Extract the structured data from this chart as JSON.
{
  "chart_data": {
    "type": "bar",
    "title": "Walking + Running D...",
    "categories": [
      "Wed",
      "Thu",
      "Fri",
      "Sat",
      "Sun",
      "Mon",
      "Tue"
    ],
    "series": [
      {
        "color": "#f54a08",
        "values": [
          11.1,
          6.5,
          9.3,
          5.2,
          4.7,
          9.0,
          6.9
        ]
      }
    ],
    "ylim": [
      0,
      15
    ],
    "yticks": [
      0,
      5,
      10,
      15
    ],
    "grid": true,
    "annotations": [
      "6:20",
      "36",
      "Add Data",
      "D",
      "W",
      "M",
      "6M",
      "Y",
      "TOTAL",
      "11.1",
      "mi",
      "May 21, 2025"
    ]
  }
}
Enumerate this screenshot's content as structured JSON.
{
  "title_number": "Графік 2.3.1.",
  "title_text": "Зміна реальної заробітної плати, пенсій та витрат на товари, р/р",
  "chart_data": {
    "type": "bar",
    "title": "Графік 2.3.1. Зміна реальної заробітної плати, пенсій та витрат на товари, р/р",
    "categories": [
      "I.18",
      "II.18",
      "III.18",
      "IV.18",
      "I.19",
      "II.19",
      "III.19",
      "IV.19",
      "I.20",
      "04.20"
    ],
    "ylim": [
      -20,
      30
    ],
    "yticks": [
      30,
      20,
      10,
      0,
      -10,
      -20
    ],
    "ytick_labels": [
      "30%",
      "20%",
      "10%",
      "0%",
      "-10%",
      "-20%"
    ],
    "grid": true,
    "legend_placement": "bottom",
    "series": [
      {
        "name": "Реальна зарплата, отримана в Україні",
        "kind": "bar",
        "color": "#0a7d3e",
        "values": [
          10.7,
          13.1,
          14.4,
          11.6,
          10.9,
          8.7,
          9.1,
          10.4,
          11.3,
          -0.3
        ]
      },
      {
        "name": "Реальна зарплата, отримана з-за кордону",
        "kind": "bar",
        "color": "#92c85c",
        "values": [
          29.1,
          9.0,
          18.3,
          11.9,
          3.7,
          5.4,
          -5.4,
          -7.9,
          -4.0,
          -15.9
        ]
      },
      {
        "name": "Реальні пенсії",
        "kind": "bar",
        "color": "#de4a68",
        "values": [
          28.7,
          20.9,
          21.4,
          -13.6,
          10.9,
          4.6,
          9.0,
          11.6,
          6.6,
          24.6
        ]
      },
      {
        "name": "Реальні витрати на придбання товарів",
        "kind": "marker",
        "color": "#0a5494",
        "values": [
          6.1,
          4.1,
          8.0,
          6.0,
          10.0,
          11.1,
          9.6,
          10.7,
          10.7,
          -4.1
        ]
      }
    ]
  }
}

-------------------------

#### TASK GOAL:
Write each line above out exactly.

#### ANSWER FOR THIS EXERCISE:
Extract the structured data from this chart as JSON.
{
  "chart_data": {
    "type": "bar",
    "title": "Walking + Running D...",
    "categories": [
      "Wed",
      "Thu",
      "Fri",
      "Sat",
      "Sun",
      "Mon",
      "Tue"
    ],
    "series": [
      {
        "color": "#f54a08",
        "values": [
          11.1,
          6.5,
          9.3,
          5.2,
          4.7,
          9.0,
          6.9
        ]
      }
    ],
    "ylim": [
      0,
      15
    ],
    "yticks": [
      0,
      5,
      10,
      15
    ],
    "grid": true,
    "annotations": [
      "6:20",
      "36",
      "Add Data",
      "D",
      "W",
      "M",
      "6M",
      "Y",
      "TOTAL",
      "11.1",
      "mi",
      "May 21, 2025"
    ]
  }
}
Enumerate this screenshot's content as structured JSON.
{
  "title_number": "Графік 2.3.1.",
  "title_text": "Зміна реальної заробітної плати, пенсій та витрат на товари, р/р",
  "chart_data": {
    "type": "bar",
    "title": "Графік 2.3.1. Зміна реальної заробітної плати, пенсій та витрат на товари, р/р",
    "categories": [
      "I.18",
      "II.18",
      "III.18",
      "IV.18",
      "I.19",
      "II.19",
      "III.19",
      "IV.19",
      "I.20",
      "04.20"
    ],
    "ylim": [
      -20,
      30
    ],
    "yticks": [
      30,
      20,
      10,
      0,
      -10,
      -20
    ],
    "ytick_labels": [
      "30%",
      "20%",
      "10%",
      "0%",
      "-10%",
      "-20%"
    ],
    "grid": true,
    "legend_placement": "bottom",
    "series": [
      {
        "name": "Реальна зарплата, отримана в Україні",
        "kind": "bar",
        "color": "#0a7d3e",
        "values": [
          10.7,
          13.1,
          14.4,
          11.6,
          10.9,
          8.7,
          9.1,
          10.4,
          11.3,
          -0.3
        ]
      },
      {
        "name": "Реальна зарплата, отримана з-за кордону",
        "kind": "bar",
        "color": "#92c85c",
        "values": [
          29.1,
          9.0,
          18.3,
          11.9,
          3.7,
          5.4,
          -5.4,
          -7.9,
          -4.0,
          -15.9
        ]
      },
      {
        "name": "Реальні пенсії",
        "kind": "bar",
        "color": "#de4a68",
        "values": [
          28.7,
          20.9,
          21.4,
          -13.6,
          10.9,
          4.6,
          9.0,
          11.6,
          6.6,
          24.6
        ]
      },
      {
        "name": "Реальні витрати на придбання товарів",
        "kind": "marker",
        "color": "#0a5494",
        "values": [
          6.1,
          4.1,
          8.0,
          6.0,
          10.0,
          11.1,
          9.6,
          10.7,
          10.7,
          -4.1
        ]
      }
    ]
  }
}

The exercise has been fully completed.